- [Instructions for the task]: The records that follow are to be transcribed in full, without their images.

★ ★ ★ ★ ★ ★ ★

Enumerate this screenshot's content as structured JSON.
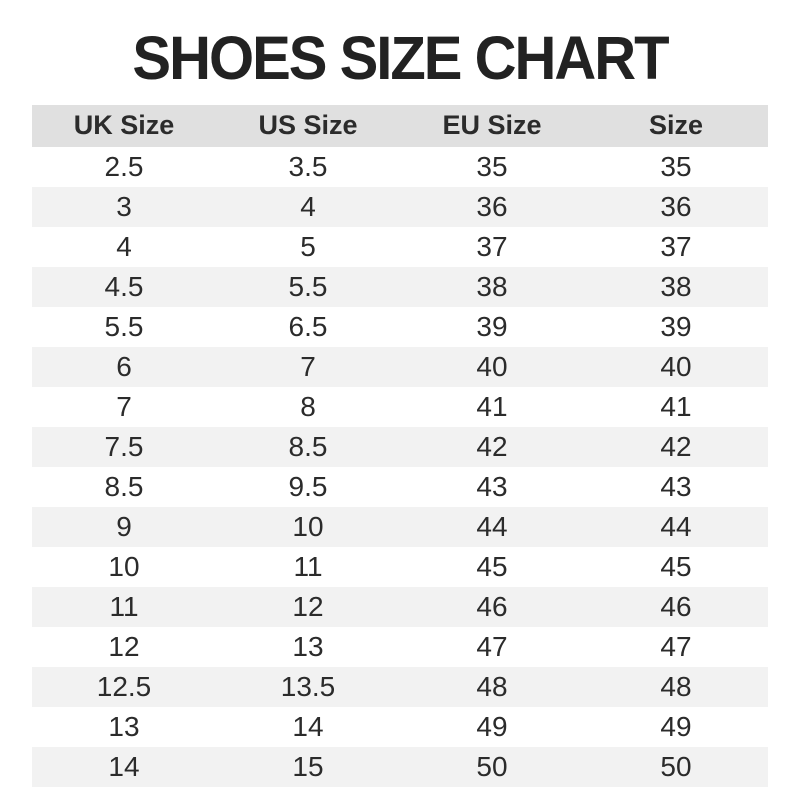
{
  "title": "SHOES SIZE CHART",
  "colors": {
    "header_bg": "#e0e0e0",
    "row_alt_bg": "#f2f2f2",
    "title_color": "#222222",
    "text_color": "#2b2b2b"
  },
  "chart_data": {
    "type": "table",
    "title": "SHOES SIZE CHART",
    "columns": [
      "UK Size",
      "US Size",
      "EU Size",
      "Size"
    ],
    "rows": [
      [
        "2.5",
        "3.5",
        "35",
        "35"
      ],
      [
        "3",
        "4",
        "36",
        "36"
      ],
      [
        "4",
        "5",
        "37",
        "37"
      ],
      [
        "4.5",
        "5.5",
        "38",
        "38"
      ],
      [
        "5.5",
        "6.5",
        "39",
        "39"
      ],
      [
        "6",
        "7",
        "40",
        "40"
      ],
      [
        "7",
        "8",
        "41",
        "41"
      ],
      [
        "7.5",
        "8.5",
        "42",
        "42"
      ],
      [
        "8.5",
        "9.5",
        "43",
        "43"
      ],
      [
        "9",
        "10",
        "44",
        "44"
      ],
      [
        "10",
        "11",
        "45",
        "45"
      ],
      [
        "11",
        "12",
        "46",
        "46"
      ],
      [
        "12",
        "13",
        "47",
        "47"
      ],
      [
        "12.5",
        "13.5",
        "48",
        "48"
      ],
      [
        "13",
        "14",
        "49",
        "49"
      ],
      [
        "14",
        "15",
        "50",
        "50"
      ]
    ],
    "layout": {
      "striped": true,
      "header_background": "#e0e0e0",
      "alt_row_background": "#f2f2f2"
    }
  }
}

★ ★ ★ ★ ★ ★ ★

- [Answer to the task]:
Enumerate this screenshot's content as structured JSON.
{
  "title": "SHOES SIZE CHART",
  "colors": {
    "header_bg": "#e0e0e0",
    "row_alt_bg": "#f2f2f2",
    "title_color": "#222222",
    "text_color": "#2b2b2b"
  },
  "chart_data": {
    "type": "table",
    "title": "SHOES SIZE CHART",
    "columns": [
      "UK Size",
      "US Size",
      "EU Size",
      "Size"
    ],
    "rows": [
      [
        "2.5",
        "3.5",
        "35",
        "35"
      ],
      [
        "3",
        "4",
        "36",
        "36"
      ],
      [
        "4",
        "5",
        "37",
        "37"
      ],
      [
        "4.5",
        "5.5",
        "38",
        "38"
      ],
      [
        "5.5",
        "6.5",
        "39",
        "39"
      ],
      [
        "6",
        "7",
        "40",
        "40"
      ],
      [
        "7",
        "8",
        "41",
        "41"
      ],
      [
        "7.5",
        "8.5",
        "42",
        "42"
      ],
      [
        "8.5",
        "9.5",
        "43",
        "43"
      ],
      [
        "9",
        "10",
        "44",
        "44"
      ],
      [
        "10",
        "11",
        "45",
        "45"
      ],
      [
        "11",
        "12",
        "46",
        "46"
      ],
      [
        "12",
        "13",
        "47",
        "47"
      ],
      [
        "12.5",
        "13.5",
        "48",
        "48"
      ],
      [
        "13",
        "14",
        "49",
        "49"
      ],
      [
        "14",
        "15",
        "50",
        "50"
      ]
    ],
    "layout": {
      "striped": true,
      "header_background": "#e0e0e0",
      "alt_row_background": "#f2f2f2"
    }
  }
}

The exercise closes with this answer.